## The task
Check each line of the records below and collect those holding "active".

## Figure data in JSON
============

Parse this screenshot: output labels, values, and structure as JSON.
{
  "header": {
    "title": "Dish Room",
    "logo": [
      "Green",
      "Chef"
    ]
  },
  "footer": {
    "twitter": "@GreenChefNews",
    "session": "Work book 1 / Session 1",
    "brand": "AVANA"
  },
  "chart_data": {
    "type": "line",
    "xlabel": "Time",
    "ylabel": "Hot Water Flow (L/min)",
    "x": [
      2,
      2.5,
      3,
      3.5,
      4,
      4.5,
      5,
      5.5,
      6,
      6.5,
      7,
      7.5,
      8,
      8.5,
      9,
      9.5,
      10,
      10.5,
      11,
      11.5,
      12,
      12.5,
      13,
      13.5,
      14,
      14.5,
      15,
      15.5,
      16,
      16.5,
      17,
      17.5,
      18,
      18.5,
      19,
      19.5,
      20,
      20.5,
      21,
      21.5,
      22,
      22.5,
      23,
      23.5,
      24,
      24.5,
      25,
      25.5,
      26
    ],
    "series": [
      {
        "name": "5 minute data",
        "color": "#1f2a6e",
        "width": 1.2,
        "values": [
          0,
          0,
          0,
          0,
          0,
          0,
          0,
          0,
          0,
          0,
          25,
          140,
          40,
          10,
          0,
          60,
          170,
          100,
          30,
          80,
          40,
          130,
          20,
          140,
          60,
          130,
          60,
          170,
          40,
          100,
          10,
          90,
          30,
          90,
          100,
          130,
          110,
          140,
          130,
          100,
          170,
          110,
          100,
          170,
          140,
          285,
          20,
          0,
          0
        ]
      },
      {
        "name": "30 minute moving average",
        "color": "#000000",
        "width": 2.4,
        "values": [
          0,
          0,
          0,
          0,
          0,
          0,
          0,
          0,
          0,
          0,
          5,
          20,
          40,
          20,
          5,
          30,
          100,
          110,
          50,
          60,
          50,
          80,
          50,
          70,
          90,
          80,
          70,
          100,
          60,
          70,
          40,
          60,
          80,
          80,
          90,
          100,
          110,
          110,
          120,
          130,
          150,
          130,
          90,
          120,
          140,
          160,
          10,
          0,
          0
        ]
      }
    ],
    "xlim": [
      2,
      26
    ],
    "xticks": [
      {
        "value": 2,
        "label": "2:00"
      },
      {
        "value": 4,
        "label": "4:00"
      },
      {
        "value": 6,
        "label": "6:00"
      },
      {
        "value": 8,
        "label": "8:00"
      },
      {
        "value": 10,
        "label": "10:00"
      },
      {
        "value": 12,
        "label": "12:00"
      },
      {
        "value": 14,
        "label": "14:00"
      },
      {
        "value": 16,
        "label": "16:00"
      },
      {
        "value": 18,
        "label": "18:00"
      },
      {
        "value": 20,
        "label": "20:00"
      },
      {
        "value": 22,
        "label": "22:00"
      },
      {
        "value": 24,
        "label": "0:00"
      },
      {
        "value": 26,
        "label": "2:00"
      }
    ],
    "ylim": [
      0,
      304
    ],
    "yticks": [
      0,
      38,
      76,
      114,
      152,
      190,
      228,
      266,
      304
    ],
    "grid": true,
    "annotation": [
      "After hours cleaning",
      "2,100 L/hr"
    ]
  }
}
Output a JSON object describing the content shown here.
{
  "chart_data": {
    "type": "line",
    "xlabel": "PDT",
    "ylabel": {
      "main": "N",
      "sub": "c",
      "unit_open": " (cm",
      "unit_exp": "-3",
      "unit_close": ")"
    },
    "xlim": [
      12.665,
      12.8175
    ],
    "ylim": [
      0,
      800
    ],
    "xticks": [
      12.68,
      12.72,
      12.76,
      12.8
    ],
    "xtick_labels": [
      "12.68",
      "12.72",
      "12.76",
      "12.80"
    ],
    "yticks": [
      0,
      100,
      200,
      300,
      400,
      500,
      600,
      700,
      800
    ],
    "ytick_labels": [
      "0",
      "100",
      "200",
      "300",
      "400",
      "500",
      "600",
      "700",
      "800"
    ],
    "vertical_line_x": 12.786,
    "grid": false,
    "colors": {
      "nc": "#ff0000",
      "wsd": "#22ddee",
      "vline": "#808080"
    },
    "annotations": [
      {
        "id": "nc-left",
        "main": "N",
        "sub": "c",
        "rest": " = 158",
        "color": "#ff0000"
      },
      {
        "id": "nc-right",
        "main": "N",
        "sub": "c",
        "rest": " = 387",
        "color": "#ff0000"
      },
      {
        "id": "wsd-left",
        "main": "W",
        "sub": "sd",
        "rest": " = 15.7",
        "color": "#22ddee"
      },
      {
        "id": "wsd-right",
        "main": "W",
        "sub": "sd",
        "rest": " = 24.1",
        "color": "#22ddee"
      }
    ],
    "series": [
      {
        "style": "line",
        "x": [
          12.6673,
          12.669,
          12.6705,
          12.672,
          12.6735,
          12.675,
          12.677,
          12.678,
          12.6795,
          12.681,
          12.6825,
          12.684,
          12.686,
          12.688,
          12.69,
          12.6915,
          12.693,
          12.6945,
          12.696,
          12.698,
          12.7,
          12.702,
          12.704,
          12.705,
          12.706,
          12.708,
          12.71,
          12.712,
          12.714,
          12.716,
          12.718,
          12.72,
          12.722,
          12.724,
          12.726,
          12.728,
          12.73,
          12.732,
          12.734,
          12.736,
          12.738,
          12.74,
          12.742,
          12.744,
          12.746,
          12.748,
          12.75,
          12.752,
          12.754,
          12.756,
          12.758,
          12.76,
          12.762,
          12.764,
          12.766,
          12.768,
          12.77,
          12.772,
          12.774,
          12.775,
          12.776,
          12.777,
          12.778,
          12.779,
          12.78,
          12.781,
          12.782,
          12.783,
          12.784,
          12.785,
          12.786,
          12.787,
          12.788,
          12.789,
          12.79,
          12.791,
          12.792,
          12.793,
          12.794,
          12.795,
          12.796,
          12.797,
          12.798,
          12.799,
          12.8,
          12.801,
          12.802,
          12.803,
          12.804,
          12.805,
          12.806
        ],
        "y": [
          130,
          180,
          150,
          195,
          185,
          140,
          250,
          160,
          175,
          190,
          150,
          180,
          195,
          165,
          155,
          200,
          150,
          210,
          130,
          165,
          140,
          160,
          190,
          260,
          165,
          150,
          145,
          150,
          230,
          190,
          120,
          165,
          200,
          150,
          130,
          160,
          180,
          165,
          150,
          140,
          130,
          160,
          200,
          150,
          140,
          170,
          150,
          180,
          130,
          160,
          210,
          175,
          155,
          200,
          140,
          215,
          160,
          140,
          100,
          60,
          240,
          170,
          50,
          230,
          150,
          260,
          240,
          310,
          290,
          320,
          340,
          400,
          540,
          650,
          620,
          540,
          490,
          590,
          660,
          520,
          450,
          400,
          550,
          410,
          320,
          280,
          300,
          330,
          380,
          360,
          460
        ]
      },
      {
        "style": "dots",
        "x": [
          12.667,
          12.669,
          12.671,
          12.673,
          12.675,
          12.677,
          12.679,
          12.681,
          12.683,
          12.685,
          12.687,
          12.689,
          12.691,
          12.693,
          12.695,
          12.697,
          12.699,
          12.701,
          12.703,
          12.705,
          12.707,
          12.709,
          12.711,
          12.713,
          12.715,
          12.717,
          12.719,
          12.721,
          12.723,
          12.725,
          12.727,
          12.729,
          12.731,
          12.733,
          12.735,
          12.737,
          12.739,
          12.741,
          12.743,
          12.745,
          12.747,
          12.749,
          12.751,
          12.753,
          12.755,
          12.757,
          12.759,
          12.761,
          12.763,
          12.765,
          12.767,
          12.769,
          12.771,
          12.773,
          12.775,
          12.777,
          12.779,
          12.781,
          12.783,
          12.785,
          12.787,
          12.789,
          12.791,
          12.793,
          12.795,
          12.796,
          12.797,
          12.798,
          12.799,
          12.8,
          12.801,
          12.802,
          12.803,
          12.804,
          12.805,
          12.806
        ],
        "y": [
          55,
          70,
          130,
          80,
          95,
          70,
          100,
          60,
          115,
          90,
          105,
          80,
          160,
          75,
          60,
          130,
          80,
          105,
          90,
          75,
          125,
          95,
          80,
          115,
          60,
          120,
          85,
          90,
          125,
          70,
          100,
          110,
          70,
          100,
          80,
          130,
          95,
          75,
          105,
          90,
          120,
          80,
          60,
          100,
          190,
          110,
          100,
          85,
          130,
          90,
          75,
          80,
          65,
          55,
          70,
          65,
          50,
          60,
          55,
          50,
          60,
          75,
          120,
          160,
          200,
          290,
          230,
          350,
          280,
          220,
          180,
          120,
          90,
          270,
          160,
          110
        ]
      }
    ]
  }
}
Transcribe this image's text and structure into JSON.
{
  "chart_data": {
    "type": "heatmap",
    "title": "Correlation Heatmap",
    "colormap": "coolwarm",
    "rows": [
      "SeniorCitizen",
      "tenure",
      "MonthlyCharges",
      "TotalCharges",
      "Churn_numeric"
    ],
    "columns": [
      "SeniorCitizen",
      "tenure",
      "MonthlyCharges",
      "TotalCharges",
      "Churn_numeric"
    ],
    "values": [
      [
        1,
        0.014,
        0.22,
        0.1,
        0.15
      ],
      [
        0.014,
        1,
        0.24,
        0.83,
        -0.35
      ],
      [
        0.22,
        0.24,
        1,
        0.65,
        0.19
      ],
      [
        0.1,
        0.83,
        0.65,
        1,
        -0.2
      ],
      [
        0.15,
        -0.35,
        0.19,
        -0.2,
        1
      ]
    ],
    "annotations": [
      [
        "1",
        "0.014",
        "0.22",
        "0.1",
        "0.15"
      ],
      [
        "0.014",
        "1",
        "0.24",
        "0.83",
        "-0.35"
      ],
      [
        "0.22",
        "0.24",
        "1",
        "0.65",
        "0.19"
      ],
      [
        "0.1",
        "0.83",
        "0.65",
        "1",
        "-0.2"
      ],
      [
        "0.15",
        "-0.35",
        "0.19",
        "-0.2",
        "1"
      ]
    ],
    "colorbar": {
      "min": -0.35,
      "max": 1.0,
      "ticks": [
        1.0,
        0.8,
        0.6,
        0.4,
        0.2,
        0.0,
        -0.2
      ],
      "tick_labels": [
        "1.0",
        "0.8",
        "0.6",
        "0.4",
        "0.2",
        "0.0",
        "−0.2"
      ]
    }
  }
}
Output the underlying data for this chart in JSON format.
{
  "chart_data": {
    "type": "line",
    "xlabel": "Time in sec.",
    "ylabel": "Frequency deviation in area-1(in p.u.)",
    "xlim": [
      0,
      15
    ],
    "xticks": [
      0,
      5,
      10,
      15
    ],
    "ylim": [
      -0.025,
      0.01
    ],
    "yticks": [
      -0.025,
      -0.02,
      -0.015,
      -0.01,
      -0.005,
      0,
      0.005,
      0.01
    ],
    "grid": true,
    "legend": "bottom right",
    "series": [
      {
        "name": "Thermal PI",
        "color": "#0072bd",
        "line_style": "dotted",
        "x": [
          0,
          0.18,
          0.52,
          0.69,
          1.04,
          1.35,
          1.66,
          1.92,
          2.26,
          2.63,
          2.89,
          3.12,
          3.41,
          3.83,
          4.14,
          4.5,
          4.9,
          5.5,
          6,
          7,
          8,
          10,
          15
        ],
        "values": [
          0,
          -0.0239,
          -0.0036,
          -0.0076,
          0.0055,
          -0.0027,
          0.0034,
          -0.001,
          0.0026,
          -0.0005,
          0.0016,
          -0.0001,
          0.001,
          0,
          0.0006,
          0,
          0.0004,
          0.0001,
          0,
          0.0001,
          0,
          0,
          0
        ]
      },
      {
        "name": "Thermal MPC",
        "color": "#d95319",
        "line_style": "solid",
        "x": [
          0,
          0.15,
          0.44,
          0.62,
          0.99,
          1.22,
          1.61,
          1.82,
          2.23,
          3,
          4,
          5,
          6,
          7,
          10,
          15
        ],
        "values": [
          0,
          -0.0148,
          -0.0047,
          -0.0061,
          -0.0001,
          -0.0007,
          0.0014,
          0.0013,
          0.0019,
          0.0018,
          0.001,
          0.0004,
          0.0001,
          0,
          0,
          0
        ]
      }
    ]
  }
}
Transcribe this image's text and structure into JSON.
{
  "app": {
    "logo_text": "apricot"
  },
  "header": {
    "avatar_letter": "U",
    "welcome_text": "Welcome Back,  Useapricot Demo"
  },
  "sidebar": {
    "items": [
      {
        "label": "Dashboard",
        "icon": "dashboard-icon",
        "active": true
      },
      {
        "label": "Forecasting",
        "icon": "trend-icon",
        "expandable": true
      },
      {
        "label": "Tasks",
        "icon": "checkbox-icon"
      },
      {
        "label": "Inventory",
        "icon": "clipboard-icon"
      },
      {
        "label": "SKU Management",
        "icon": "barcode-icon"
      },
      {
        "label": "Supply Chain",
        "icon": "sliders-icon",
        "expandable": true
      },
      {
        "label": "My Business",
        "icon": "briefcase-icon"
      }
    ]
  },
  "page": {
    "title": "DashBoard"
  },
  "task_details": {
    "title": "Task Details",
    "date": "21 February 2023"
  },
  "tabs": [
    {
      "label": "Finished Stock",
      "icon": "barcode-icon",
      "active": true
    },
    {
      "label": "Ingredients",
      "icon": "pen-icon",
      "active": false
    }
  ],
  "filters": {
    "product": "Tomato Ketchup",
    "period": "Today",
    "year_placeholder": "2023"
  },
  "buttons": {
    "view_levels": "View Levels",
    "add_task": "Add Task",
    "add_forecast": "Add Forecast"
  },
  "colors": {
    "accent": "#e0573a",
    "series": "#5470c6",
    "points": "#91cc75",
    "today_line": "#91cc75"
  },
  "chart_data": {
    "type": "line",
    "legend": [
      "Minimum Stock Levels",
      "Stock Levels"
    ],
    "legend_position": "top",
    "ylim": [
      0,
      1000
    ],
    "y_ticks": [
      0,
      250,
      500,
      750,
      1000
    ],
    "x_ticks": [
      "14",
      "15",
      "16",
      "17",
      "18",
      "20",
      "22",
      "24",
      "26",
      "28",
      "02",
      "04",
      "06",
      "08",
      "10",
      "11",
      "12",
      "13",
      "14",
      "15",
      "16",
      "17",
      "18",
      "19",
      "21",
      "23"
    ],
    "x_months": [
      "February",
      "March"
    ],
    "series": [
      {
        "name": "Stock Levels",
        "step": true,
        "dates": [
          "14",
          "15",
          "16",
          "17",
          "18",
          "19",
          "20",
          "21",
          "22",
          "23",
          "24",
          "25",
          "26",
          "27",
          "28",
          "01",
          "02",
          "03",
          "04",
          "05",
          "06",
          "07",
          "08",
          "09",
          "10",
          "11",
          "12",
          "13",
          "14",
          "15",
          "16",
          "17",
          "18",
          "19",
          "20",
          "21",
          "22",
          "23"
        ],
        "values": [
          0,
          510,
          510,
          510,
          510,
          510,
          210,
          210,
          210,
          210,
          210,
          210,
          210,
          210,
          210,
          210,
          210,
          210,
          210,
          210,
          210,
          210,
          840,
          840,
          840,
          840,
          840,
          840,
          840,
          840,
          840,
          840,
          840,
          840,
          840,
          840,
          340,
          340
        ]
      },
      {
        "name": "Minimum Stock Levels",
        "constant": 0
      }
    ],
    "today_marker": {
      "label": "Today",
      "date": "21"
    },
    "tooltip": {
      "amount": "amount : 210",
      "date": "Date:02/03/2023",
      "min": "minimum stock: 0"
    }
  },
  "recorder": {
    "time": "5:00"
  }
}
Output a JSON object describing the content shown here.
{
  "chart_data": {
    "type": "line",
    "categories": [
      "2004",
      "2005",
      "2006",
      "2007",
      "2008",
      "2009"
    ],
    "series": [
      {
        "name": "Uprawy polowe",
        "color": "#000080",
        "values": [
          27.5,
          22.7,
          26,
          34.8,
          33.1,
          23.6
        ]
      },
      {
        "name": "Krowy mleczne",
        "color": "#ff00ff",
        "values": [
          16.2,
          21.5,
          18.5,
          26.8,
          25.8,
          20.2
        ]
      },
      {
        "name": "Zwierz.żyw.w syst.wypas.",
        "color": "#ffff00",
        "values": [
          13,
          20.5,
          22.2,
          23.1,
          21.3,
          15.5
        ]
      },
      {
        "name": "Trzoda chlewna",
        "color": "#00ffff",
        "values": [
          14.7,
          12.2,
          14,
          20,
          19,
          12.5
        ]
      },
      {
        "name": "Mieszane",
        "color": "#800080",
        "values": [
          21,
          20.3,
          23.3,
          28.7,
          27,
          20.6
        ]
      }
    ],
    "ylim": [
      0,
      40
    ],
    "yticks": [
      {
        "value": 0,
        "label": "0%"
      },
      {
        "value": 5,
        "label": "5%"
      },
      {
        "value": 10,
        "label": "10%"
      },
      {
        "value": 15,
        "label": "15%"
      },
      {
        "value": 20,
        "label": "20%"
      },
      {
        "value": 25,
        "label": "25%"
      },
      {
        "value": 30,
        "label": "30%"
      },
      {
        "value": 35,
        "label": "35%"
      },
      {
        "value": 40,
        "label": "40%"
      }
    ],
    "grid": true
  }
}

============

## Response to the exercise
        "active": true
      "active": true
      "active": false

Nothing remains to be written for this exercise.